*Request*:
Copy all records verbatim.

— BEGIN Records supplied —

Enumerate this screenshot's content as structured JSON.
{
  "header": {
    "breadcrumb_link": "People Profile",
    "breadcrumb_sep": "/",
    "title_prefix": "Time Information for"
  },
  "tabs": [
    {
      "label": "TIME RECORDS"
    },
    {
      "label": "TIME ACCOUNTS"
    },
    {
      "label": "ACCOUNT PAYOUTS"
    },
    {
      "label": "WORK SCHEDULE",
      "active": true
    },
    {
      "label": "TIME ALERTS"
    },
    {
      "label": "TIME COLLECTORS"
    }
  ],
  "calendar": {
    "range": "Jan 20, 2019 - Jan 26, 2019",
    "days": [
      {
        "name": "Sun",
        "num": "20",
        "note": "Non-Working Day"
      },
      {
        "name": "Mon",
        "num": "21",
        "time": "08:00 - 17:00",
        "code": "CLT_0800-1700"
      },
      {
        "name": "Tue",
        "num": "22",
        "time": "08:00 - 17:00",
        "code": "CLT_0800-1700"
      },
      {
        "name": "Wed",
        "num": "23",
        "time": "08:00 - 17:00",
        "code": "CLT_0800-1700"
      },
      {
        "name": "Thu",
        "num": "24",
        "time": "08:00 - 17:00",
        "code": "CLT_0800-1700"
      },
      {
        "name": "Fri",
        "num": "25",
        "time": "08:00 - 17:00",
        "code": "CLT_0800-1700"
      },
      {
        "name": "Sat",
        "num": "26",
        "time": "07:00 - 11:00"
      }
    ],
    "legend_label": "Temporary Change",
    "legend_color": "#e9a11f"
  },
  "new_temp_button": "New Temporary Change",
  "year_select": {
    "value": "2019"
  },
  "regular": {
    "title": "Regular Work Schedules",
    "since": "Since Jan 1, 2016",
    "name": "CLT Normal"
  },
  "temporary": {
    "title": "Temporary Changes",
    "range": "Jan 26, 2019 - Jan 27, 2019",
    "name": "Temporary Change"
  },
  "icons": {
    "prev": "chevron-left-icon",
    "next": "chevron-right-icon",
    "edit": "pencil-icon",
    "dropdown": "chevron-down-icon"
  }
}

— END Records supplied —

*Finished exercise*:
Enumerate this screenshot's content as structured JSON.
{
  "header": {
    "breadcrumb_link": "People Profile",
    "breadcrumb_sep": "/",
    "title_prefix": "Time Information for"
  },
  "tabs": [
    {
      "label": "TIME RECORDS"
    },
    {
      "label": "TIME ACCOUNTS"
    },
    {
      "label": "ACCOUNT PAYOUTS"
    },
    {
      "label": "WORK SCHEDULE",
      "active": true
    },
    {
      "label": "TIME ALERTS"
    },
    {
      "label": "TIME COLLECTORS"
    }
  ],
  "calendar": {
    "range": "Jan 20, 2019 - Jan 26, 2019",
    "days": [
      {
        "name": "Sun",
        "num": "20",
        "note": "Non-Working Day"
      },
      {
        "name": "Mon",
        "num": "21",
        "time": "08:00 - 17:00",
        "code": "CLT_0800-1700"
      },
      {
        "name": "Tue",
        "num": "22",
        "time": "08:00 - 17:00",
        "code": "CLT_0800-1700"
      },
      {
        "name": "Wed",
        "num": "23",
        "time": "08:00 - 17:00",
        "code": "CLT_0800-1700"
      },
      {
        "name": "Thu",
        "num": "24",
        "time": "08:00 - 17:00",
        "code": "CLT_0800-1700"
      },
      {
        "name": "Fri",
        "num": "25",
        "time": "08:00 - 17:00",
        "code": "CLT_0800-1700"
      },
      {
        "name": "Sat",
        "num": "26",
        "time": "07:00 - 11:00"
      }
    ],
    "legend_label": "Temporary Change",
    "legend_color": "#e9a11f"
  },
  "new_temp_button": "New Temporary Change",
  "year_select": {
    "value": "2019"
  },
  "regular": {
    "title": "Regular Work Schedules",
    "since": "Since Jan 1, 2016",
    "name": "CLT Normal"
  },
  "temporary": {
    "title": "Temporary Changes",
    "range": "Jan 26, 2019 - Jan 27, 2019",
    "name": "Temporary Change"
  },
  "icons": {
    "prev": "chevron-left-icon",
    "next": "chevron-right-icon",
    "edit": "pencil-icon",
    "dropdown": "chevron-down-icon"
  }
}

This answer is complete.